→ Directive: Rewrite the part of the material that runs from its first line through the line containing "node-github-stargazers[interactable]: SRC github.stargazers", swapping every "cube-icon" for "box-icon" and leaving everything else unchanged.

[Records from a data source]
----------

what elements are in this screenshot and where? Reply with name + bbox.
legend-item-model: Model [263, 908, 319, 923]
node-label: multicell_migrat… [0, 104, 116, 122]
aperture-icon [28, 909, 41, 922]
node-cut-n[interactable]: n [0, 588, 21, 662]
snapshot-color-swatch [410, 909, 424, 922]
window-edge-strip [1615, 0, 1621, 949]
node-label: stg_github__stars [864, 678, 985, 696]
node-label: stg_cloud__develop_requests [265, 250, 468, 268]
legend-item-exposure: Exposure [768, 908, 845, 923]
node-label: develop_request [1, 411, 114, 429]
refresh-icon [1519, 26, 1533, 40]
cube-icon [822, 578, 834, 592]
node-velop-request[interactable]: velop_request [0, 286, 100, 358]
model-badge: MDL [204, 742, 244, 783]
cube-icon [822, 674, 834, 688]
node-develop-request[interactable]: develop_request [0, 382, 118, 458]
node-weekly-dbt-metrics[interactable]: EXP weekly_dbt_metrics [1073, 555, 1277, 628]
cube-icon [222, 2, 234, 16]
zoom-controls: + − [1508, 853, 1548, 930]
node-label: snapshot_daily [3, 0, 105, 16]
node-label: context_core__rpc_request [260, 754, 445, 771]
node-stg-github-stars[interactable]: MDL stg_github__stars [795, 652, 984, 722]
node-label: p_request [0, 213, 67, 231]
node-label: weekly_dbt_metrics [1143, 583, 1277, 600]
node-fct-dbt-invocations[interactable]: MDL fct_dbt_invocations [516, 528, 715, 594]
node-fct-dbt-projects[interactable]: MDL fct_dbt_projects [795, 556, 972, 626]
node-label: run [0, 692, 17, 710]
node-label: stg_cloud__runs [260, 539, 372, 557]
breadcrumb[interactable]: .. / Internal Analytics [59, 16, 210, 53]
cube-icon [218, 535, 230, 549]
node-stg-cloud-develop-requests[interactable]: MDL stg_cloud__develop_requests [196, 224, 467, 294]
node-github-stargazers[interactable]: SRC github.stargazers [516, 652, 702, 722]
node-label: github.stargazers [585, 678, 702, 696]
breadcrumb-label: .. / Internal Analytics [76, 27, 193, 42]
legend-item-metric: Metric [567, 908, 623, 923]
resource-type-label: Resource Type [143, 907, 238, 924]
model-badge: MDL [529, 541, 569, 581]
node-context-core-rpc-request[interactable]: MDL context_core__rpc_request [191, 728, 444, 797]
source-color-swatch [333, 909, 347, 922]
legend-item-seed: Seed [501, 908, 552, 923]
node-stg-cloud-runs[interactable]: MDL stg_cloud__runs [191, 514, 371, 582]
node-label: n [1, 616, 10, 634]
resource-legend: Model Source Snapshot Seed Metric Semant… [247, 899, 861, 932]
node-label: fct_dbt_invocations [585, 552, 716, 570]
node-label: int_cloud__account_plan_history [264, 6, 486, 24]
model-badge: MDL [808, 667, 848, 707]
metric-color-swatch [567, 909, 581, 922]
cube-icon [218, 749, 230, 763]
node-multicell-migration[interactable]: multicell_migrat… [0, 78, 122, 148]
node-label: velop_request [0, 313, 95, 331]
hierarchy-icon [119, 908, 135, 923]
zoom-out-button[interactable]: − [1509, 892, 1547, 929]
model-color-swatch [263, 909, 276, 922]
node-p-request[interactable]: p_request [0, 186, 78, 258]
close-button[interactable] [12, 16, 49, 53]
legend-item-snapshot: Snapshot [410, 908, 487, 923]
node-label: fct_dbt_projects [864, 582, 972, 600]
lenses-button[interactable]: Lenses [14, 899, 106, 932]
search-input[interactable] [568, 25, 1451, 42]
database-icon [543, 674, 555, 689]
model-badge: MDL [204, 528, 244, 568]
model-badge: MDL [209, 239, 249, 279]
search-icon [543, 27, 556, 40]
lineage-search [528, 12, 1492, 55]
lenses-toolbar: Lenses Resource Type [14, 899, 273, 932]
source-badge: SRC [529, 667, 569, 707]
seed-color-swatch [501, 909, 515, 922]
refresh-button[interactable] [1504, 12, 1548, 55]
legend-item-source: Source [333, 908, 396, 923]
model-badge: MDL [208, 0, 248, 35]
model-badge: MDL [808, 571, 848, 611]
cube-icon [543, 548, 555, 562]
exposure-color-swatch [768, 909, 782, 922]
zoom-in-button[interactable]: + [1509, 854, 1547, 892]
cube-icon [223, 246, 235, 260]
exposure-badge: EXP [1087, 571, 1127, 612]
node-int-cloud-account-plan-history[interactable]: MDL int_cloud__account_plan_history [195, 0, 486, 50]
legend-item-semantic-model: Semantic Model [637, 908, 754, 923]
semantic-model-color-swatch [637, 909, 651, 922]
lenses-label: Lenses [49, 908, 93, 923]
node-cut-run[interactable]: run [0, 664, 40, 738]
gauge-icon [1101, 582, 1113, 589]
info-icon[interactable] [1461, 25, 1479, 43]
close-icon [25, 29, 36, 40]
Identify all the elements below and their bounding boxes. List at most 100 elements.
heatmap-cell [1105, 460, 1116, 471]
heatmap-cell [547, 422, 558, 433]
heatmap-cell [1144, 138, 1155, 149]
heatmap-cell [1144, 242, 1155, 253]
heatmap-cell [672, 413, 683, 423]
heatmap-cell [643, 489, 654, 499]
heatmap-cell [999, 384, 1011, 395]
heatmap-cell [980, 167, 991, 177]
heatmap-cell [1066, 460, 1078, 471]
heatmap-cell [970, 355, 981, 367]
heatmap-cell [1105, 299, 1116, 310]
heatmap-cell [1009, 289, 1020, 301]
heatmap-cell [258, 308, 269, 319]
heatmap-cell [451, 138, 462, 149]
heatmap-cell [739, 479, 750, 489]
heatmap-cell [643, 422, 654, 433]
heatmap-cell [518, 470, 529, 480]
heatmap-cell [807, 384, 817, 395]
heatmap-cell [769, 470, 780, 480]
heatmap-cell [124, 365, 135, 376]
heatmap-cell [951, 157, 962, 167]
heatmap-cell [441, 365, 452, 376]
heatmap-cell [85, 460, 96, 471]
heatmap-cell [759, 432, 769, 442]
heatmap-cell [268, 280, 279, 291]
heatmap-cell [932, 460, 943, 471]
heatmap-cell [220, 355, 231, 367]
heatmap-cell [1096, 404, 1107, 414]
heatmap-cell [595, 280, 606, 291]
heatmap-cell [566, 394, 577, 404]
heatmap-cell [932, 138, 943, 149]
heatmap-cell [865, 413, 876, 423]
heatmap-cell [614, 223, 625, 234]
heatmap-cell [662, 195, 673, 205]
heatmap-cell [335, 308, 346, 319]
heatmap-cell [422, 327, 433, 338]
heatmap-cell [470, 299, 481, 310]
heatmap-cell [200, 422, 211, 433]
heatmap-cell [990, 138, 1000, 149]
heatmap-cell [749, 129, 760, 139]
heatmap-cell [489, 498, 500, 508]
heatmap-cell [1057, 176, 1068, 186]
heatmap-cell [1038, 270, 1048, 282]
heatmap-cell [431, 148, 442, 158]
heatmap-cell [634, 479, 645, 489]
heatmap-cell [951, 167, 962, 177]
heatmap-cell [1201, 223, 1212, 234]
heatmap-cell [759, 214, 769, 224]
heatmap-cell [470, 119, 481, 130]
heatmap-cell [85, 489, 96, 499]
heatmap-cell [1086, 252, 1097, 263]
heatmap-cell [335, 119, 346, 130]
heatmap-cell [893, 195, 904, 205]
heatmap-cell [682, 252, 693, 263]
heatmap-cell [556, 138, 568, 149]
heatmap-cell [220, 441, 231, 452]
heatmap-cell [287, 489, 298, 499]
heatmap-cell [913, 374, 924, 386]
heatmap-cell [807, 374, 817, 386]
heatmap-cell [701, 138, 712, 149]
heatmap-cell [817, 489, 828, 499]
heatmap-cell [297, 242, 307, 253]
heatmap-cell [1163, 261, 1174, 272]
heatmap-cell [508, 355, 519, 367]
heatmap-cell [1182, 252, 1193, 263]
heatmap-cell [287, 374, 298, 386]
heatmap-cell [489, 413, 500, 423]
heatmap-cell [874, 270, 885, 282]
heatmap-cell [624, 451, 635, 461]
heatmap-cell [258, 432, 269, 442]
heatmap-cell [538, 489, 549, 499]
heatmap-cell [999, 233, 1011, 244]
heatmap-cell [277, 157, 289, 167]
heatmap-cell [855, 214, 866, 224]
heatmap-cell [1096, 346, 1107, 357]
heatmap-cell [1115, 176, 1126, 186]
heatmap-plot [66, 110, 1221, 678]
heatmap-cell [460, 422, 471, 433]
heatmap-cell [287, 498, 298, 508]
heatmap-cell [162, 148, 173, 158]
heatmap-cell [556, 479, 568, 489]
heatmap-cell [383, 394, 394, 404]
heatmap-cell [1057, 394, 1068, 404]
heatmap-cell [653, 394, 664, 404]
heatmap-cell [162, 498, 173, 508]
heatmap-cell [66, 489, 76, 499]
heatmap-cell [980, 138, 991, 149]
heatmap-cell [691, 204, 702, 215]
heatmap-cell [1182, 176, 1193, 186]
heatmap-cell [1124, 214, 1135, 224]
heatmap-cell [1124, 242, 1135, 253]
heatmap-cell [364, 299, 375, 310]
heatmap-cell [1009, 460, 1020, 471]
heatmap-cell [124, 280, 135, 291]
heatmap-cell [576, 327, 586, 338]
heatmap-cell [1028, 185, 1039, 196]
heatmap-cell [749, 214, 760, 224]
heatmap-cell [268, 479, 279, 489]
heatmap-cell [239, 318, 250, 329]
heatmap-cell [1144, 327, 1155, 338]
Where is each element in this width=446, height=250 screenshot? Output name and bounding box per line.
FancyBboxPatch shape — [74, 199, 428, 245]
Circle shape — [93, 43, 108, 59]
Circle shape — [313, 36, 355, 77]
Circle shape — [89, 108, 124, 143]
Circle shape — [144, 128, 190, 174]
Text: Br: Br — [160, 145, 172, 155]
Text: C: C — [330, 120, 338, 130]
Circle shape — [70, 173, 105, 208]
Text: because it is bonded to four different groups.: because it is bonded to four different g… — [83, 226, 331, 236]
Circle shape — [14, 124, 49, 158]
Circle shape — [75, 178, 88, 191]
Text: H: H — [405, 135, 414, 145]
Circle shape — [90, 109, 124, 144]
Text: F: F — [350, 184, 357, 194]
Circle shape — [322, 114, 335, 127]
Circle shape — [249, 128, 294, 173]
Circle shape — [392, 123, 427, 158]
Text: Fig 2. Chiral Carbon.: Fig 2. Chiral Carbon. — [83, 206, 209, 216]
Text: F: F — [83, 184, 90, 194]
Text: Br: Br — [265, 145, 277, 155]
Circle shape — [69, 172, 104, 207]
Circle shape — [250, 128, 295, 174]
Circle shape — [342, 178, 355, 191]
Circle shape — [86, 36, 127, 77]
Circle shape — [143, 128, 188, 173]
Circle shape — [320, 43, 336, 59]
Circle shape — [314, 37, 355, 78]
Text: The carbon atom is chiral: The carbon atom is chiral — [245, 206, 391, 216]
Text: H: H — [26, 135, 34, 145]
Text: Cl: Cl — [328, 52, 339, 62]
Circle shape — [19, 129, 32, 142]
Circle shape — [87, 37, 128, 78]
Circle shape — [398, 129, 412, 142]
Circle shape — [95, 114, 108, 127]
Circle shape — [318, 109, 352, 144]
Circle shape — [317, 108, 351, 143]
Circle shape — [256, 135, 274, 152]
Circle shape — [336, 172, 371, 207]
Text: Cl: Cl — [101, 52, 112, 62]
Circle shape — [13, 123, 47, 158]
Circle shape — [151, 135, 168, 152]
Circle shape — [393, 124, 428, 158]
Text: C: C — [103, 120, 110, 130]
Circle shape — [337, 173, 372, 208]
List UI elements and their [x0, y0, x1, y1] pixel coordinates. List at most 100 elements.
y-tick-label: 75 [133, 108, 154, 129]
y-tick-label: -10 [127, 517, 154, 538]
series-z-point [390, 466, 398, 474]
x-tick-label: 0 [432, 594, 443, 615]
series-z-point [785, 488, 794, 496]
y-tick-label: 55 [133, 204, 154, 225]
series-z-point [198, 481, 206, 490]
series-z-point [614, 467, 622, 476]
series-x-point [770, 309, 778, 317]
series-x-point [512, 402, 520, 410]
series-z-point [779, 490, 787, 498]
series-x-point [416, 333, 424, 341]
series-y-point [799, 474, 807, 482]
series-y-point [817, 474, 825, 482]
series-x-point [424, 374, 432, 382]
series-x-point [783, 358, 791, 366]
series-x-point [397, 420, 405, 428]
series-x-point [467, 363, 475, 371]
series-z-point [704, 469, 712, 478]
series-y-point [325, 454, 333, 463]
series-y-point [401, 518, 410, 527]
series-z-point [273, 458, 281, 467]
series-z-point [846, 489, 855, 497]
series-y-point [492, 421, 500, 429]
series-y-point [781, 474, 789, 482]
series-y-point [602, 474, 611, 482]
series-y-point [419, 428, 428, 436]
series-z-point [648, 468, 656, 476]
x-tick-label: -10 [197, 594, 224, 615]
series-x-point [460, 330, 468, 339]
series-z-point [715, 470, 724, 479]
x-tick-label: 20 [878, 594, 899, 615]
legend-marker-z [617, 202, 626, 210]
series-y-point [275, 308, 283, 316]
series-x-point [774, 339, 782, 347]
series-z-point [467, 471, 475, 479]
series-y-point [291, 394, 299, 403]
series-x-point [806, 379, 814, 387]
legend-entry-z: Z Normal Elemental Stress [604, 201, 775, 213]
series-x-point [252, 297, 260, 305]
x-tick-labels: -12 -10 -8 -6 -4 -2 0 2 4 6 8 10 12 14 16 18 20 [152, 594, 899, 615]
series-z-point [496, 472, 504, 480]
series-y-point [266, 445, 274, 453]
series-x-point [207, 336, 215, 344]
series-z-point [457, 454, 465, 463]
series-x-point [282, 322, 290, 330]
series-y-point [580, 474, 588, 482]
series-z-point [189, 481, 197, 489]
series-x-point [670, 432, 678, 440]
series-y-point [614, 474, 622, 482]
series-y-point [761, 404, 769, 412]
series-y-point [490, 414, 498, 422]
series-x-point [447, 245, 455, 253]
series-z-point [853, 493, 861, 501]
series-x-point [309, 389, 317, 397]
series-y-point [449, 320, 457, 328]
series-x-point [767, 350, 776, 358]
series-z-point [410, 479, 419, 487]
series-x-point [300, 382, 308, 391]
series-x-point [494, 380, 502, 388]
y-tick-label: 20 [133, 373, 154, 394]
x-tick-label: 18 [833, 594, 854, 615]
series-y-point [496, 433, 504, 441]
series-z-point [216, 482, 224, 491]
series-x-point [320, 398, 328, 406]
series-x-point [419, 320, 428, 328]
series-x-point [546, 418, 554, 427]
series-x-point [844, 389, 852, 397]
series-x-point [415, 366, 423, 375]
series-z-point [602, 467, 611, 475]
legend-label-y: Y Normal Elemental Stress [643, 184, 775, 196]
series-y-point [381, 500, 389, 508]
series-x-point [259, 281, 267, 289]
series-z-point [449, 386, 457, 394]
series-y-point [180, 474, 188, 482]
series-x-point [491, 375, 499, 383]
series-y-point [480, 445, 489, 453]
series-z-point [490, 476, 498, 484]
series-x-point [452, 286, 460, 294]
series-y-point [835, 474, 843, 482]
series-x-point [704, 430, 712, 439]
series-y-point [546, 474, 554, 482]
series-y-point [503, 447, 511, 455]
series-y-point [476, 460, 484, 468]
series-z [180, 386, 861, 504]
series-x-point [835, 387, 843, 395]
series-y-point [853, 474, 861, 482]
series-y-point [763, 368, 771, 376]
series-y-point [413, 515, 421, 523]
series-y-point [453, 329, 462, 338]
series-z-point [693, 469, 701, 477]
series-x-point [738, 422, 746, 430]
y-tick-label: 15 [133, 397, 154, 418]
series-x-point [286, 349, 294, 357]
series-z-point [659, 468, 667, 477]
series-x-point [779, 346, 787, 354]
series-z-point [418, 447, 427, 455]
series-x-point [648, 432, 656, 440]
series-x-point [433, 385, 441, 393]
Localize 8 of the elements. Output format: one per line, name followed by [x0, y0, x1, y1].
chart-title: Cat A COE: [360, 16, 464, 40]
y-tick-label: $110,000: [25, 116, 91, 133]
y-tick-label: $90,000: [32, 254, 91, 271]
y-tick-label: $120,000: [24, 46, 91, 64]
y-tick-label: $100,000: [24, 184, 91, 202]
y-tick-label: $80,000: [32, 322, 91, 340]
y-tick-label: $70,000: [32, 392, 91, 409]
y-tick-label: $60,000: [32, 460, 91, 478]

----------

→ Solved exercise:
what elements are in this screenshot and where? Reply with name + bbox.
legend-item-model: Model [263, 908, 319, 923]
node-label: multicell_migrat… [0, 104, 116, 122]
aperture-icon [28, 909, 41, 922]
node-cut-n[interactable]: n [0, 588, 21, 662]
snapshot-color-swatch [410, 909, 424, 922]
window-edge-strip [1615, 0, 1621, 949]
node-label: stg_github__stars [864, 678, 985, 696]
node-label: stg_cloud__develop_requests [265, 250, 468, 268]
legend-item-exposure: Exposure [768, 908, 845, 923]
node-label: develop_request [1, 411, 114, 429]
refresh-icon [1519, 26, 1533, 40]
box-icon [822, 578, 834, 592]
node-velop-request[interactable]: velop_request [0, 286, 100, 358]
model-badge: MDL [204, 742, 244, 783]
box-icon [822, 674, 834, 688]
node-develop-request[interactable]: develop_request [0, 382, 118, 458]
node-weekly-dbt-metrics[interactable]: EXP weekly_dbt_metrics [1073, 555, 1277, 628]
box-icon [222, 2, 234, 16]
zoom-controls: + − [1508, 853, 1548, 930]
node-label: snapshot_daily [3, 0, 105, 16]
node-label: context_core__rpc_request [260, 754, 445, 771]
node-stg-github-stars[interactable]: MDL stg_github__stars [795, 652, 984, 722]
node-label: p_request [0, 213, 67, 231]
node-label: weekly_dbt_metrics [1143, 583, 1277, 600]
node-fct-dbt-invocations[interactable]: MDL fct_dbt_invocations [516, 528, 715, 594]
node-fct-dbt-projects[interactable]: MDL fct_dbt_projects [795, 556, 972, 626]
node-label: run [0, 692, 17, 710]
node-label: stg_cloud__runs [260, 539, 372, 557]
breadcrumb[interactable]: .. / Internal Analytics [59, 16, 210, 53]
box-icon [218, 535, 230, 549]
node-stg-cloud-develop-requests[interactable]: MDL stg_cloud__develop_requests [196, 224, 467, 294]
node-github-stargazers[interactable]: SRC github.stargazers [516, 652, 702, 722]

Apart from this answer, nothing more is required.